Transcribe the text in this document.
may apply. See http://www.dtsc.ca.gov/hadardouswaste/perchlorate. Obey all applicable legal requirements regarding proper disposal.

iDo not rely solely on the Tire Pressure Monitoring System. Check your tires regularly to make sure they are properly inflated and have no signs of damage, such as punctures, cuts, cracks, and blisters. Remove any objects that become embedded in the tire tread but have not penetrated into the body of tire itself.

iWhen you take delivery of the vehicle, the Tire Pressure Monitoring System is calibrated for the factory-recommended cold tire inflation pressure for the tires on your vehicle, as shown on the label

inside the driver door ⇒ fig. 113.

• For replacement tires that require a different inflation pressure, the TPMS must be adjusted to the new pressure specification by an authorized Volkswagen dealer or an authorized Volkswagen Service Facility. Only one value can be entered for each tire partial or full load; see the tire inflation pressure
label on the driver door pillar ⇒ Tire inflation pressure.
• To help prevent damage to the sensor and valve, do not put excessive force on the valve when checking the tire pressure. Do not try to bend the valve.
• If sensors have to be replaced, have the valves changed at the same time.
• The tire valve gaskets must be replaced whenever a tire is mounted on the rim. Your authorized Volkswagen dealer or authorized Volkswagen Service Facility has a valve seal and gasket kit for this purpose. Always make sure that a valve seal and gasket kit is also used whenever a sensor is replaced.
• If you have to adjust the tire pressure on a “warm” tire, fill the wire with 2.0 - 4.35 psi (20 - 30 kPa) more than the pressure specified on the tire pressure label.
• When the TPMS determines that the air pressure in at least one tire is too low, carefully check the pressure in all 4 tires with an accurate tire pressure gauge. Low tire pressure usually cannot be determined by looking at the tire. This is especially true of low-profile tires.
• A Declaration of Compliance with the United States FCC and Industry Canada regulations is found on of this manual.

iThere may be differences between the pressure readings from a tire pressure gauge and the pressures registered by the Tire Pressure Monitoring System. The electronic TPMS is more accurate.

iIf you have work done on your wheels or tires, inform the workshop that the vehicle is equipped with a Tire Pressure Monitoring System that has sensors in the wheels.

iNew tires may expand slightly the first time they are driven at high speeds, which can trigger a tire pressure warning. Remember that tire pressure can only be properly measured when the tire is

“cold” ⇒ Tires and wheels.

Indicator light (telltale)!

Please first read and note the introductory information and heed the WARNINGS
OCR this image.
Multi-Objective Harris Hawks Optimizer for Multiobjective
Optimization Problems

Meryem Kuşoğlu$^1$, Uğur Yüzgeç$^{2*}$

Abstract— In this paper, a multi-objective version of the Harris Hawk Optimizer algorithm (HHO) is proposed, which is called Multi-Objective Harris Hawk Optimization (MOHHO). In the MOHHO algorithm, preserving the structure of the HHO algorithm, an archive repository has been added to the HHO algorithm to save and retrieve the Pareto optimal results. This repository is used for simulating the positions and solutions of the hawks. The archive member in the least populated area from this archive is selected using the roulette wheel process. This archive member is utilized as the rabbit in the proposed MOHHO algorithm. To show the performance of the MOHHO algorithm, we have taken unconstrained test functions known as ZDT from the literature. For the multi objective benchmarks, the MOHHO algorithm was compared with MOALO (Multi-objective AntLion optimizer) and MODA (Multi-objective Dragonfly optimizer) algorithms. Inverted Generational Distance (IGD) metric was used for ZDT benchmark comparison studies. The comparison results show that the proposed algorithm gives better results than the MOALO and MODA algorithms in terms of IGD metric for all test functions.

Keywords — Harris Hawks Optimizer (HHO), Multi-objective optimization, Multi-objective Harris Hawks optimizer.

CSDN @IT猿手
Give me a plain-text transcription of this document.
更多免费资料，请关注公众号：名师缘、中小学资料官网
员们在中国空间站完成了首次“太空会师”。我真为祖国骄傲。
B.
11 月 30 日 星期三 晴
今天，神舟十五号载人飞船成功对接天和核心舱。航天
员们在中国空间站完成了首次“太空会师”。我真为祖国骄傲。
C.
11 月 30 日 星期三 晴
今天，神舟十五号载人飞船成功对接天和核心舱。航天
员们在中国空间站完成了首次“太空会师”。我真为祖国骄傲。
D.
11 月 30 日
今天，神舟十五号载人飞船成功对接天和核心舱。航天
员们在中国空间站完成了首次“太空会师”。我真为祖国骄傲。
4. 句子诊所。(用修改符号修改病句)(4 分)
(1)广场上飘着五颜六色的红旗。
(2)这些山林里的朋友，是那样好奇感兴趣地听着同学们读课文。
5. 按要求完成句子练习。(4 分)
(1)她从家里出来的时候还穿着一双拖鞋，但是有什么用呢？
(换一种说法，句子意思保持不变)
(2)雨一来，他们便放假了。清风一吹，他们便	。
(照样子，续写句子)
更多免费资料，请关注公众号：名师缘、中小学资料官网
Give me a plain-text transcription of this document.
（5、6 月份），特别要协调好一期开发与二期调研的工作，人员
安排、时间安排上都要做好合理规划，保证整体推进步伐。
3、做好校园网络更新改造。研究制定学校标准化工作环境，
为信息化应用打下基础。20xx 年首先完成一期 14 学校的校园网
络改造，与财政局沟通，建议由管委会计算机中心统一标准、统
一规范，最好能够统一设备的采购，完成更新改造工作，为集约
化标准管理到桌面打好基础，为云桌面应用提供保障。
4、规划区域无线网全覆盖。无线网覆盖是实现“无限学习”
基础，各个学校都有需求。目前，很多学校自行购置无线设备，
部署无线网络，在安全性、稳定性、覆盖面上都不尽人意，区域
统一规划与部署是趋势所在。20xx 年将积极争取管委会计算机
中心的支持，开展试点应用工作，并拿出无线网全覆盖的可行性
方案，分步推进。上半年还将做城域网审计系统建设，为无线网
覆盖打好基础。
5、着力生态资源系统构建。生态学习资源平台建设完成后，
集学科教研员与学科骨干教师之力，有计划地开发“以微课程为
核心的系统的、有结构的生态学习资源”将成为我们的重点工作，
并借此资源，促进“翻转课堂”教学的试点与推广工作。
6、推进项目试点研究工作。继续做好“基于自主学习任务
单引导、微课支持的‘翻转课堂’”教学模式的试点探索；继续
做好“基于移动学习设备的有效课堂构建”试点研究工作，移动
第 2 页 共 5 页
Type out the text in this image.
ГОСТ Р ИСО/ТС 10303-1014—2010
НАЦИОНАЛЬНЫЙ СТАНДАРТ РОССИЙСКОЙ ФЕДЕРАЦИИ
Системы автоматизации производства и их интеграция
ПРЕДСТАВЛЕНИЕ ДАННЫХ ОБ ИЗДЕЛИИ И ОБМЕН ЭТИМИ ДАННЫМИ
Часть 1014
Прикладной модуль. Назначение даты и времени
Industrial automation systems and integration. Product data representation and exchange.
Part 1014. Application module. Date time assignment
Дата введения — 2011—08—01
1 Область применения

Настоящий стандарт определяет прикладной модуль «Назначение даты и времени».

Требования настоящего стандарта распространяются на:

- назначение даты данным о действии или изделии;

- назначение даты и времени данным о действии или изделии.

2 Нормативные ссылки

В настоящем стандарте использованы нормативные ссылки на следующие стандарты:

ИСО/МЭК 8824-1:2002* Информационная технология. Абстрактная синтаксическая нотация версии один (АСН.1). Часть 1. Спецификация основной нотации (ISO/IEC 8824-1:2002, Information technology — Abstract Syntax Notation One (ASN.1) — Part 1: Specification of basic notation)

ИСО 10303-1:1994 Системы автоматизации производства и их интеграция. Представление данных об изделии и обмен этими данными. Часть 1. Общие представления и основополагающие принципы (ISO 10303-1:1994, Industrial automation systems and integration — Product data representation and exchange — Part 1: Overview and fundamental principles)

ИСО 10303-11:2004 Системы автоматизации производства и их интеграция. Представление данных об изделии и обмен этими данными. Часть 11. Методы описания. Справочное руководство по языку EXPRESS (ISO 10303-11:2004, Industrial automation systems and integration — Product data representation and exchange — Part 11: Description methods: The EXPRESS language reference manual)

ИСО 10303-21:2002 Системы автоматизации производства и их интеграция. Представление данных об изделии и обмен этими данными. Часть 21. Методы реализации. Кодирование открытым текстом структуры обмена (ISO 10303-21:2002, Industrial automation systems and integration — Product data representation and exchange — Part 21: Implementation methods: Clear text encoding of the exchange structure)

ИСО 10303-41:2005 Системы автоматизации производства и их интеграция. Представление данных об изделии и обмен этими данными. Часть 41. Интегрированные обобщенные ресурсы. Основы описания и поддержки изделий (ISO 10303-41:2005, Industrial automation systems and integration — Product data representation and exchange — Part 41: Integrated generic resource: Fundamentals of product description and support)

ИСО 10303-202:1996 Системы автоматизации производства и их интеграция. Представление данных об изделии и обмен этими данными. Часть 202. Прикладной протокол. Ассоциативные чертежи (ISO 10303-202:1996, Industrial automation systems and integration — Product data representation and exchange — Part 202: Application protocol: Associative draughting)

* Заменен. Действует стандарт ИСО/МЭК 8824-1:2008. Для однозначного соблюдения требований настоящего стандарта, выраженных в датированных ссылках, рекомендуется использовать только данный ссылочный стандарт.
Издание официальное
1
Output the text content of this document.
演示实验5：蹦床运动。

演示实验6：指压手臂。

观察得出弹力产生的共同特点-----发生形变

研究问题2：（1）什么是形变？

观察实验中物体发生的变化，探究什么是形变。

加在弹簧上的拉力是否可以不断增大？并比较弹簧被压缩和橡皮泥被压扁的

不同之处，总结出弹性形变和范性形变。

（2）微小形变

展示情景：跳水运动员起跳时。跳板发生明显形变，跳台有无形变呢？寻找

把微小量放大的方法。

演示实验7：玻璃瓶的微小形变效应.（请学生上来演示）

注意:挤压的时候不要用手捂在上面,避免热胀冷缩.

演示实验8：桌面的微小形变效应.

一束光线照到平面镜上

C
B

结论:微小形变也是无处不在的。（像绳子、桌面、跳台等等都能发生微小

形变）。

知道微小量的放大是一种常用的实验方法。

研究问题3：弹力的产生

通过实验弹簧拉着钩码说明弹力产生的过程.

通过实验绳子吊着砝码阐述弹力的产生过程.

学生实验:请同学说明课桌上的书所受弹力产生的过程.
•••
Exercise brief:
From the "Output the text content of this document." line to the close of the listing, restate each line word for word.

Solution for this problem:
Output the text content of this document.
演示实验5：蹦床运动。

演示实验6：指压手臂。

观察得出弹力产生的共同特点-----发生形变

研究问题2：（1）什么是形变？

观察实验中物体发生的变化，探究什么是形变。

加在弹簧上的拉力是否可以不断增大？并比较弹簧被压缩和橡皮泥被压扁的

不同之处，总结出弹性形变和范性形变。

（2）微小形变

展示情景：跳水运动员起跳时。跳板发生明显形变，跳台有无形变呢？寻找

把微小量放大的方法。

演示实验7：玻璃瓶的微小形变效应.（请学生上来演示）

注意:挤压的时候不要用手捂在上面,避免热胀冷缩.

演示实验8：桌面的微小形变效应.

一束光线照到平面镜上

C
B

结论:微小形变也是无处不在的。（像绳子、桌面、跳台等等都能发生微小

形变）。

知道微小量的放大是一种常用的实验方法。

研究问题3：弹力的产生

通过实验弹簧拉着钩码说明弹力产生的过程.

通过实验绳子吊着砝码阐述弹力的产生过程.

学生实验:请同学说明课桌上的书所受弹力产生的过程.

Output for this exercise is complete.